## start

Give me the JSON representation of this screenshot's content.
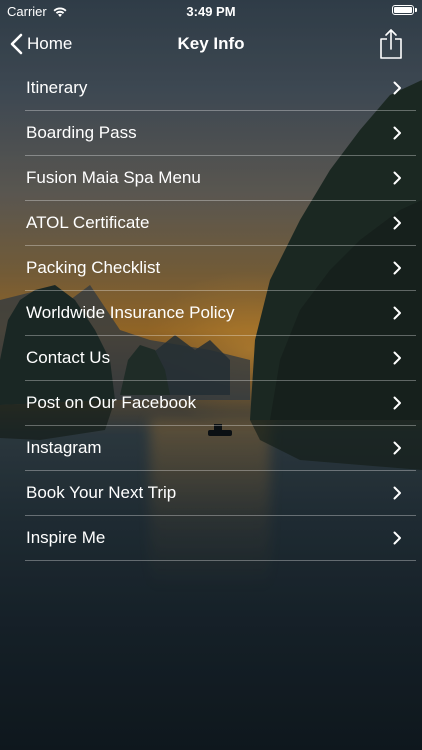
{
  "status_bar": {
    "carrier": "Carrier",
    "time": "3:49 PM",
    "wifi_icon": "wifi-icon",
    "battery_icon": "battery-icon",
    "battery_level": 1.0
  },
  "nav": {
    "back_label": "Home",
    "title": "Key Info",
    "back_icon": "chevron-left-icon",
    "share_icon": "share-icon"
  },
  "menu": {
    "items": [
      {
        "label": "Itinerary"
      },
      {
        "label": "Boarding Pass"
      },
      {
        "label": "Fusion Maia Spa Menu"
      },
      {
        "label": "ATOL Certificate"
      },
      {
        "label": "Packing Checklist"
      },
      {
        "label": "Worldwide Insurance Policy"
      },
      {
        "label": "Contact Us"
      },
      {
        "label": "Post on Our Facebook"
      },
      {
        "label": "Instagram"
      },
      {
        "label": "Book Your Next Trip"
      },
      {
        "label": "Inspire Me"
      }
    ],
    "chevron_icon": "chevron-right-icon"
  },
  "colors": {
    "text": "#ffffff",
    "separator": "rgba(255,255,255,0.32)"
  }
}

## end
## start

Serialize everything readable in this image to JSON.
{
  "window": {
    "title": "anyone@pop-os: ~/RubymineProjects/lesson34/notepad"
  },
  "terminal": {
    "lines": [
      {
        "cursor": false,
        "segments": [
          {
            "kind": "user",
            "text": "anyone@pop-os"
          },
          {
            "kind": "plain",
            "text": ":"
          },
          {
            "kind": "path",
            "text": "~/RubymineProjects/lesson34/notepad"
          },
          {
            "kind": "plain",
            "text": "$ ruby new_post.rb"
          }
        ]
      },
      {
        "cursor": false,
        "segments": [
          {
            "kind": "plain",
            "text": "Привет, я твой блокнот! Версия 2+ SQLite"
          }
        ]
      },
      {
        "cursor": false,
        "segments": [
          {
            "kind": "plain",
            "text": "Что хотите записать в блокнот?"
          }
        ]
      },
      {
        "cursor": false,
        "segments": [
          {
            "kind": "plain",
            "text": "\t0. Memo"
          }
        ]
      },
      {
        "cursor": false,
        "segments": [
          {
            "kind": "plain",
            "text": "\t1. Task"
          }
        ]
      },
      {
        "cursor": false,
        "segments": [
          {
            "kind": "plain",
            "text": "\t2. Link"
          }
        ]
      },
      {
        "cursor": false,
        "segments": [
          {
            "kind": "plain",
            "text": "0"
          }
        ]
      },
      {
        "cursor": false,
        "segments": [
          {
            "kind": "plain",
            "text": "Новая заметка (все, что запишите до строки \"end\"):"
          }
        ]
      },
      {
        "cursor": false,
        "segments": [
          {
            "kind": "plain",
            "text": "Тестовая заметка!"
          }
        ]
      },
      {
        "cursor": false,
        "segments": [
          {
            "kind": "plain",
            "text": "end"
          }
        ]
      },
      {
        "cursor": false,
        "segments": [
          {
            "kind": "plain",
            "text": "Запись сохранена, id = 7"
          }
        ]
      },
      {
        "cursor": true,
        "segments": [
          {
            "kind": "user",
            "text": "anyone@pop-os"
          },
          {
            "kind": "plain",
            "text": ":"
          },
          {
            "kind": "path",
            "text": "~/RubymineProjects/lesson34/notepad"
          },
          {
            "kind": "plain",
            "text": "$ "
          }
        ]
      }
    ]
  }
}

## end

**Task statement:**
Extract lines where the string "this" occurs.

**The completed task:**
Give me the JSON representation of this screenshot's content.
Serialize everything readable in this image to JSON.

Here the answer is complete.